>> BEGIN

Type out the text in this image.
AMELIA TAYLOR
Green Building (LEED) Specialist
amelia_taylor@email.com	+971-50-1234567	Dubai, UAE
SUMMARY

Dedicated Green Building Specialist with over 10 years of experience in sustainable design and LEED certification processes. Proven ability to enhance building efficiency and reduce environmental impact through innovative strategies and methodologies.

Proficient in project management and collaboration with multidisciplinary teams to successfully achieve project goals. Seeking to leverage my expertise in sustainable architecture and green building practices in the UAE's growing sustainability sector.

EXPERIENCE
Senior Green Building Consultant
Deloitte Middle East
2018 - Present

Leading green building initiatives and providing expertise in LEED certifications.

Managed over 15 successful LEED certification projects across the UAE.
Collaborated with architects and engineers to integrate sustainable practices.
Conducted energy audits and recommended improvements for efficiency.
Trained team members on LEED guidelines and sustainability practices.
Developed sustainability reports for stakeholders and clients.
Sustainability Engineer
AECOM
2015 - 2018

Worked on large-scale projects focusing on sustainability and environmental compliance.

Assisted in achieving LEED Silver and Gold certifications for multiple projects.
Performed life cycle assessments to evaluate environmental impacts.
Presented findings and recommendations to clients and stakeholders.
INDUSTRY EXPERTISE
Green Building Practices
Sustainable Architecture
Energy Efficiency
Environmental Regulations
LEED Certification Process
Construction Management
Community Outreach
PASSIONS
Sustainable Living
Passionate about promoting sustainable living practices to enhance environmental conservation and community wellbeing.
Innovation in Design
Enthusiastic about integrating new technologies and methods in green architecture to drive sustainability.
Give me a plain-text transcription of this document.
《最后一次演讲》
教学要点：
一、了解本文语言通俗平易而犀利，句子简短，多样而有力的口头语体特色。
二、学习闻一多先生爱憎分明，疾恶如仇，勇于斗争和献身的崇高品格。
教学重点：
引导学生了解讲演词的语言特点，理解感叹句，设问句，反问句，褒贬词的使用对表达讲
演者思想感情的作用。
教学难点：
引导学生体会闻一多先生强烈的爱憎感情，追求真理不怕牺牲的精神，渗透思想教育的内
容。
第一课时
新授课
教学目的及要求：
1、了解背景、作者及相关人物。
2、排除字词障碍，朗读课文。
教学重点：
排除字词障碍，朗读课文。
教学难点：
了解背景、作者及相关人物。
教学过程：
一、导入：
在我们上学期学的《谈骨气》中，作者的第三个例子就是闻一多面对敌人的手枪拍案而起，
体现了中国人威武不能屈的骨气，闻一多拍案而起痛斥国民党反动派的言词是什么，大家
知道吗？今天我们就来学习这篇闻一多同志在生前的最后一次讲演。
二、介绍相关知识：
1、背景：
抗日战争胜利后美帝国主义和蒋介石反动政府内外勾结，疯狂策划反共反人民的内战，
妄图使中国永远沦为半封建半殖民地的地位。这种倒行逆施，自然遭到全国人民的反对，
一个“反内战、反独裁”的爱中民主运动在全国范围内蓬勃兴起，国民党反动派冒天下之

>> END

▸ **Goal**: Go over the data above and copy every line that has the word "certifications" in it.

▸ **Answer for this exercise**:
Leading green building initiatives and providing expertise in LEED certifications.
Assisted in achieving LEED Silver and Gold certifications for multiple projects.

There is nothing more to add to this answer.